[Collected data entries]
--- START ---

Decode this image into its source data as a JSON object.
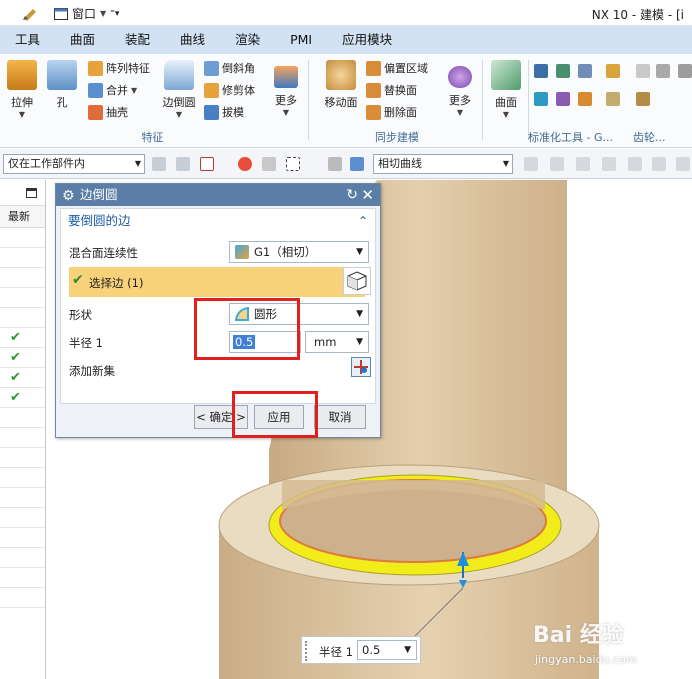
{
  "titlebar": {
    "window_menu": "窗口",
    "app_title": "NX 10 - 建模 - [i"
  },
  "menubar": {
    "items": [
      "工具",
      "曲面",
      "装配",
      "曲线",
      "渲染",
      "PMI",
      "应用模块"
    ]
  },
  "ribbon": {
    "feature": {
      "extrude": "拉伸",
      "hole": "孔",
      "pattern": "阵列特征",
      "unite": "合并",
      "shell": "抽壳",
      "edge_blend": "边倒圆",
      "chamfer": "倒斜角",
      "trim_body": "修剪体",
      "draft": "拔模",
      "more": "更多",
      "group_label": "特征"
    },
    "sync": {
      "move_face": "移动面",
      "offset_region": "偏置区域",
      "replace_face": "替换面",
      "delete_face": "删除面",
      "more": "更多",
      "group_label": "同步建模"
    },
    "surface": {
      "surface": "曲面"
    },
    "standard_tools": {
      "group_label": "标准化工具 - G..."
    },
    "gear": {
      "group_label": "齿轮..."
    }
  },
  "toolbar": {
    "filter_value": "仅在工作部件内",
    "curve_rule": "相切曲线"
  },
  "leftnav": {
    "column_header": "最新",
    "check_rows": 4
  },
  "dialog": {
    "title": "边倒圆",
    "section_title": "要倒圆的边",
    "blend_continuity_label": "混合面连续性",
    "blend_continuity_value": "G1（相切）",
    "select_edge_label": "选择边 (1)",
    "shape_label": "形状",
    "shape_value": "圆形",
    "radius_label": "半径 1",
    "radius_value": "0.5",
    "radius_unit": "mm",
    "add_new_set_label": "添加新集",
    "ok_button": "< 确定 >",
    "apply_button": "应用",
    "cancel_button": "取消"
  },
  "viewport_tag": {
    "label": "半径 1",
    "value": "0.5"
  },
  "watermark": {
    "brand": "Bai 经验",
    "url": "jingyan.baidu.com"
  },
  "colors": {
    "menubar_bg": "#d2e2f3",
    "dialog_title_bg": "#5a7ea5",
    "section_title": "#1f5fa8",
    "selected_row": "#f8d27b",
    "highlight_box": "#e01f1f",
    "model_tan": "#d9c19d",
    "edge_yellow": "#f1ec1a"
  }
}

--- END ---

Except for the pictures, copy every line of the records above exactly.

▶ _Full solution_
Decode this image into its source data as a JSON object.
{
  "titlebar": {
    "window_menu": "窗口",
    "app_title": "NX 10 - 建模 - [i"
  },
  "menubar": {
    "items": [
      "工具",
      "曲面",
      "装配",
      "曲线",
      "渲染",
      "PMI",
      "应用模块"
    ]
  },
  "ribbon": {
    "feature": {
      "extrude": "拉伸",
      "hole": "孔",
      "pattern": "阵列特征",
      "unite": "合并",
      "shell": "抽壳",
      "edge_blend": "边倒圆",
      "chamfer": "倒斜角",
      "trim_body": "修剪体",
      "draft": "拔模",
      "more": "更多",
      "group_label": "特征"
    },
    "sync": {
      "move_face": "移动面",
      "offset_region": "偏置区域",
      "replace_face": "替换面",
      "delete_face": "删除面",
      "more": "更多",
      "group_label": "同步建模"
    },
    "surface": {
      "surface": "曲面"
    },
    "standard_tools": {
      "group_label": "标准化工具 - G..."
    },
    "gear": {
      "group_label": "齿轮..."
    }
  },
  "toolbar": {
    "filter_value": "仅在工作部件内",
    "curve_rule": "相切曲线"
  },
  "leftnav": {
    "column_header": "最新",
    "check_rows": 4
  },
  "dialog": {
    "title": "边倒圆",
    "section_title": "要倒圆的边",
    "blend_continuity_label": "混合面连续性",
    "blend_continuity_value": "G1（相切）",
    "select_edge_label": "选择边 (1)",
    "shape_label": "形状",
    "shape_value": "圆形",
    "radius_label": "半径 1",
    "radius_value": "0.5",
    "radius_unit": "mm",
    "add_new_set_label": "添加新集",
    "ok_button": "< 确定 >",
    "apply_button": "应用",
    "cancel_button": "取消"
  },
  "viewport_tag": {
    "label": "半径 1",
    "value": "0.5"
  },
  "watermark": {
    "brand": "Bai 经验",
    "url": "jingyan.baidu.com"
  },
  "colors": {
    "menubar_bg": "#d2e2f3",
    "dialog_title_bg": "#5a7ea5",
    "section_title": "#1f5fa8",
    "selected_row": "#f8d27b",
    "highlight_box": "#e01f1f",
    "model_tan": "#d9c19d",
    "edge_yellow": "#f1ec1a"
  }
}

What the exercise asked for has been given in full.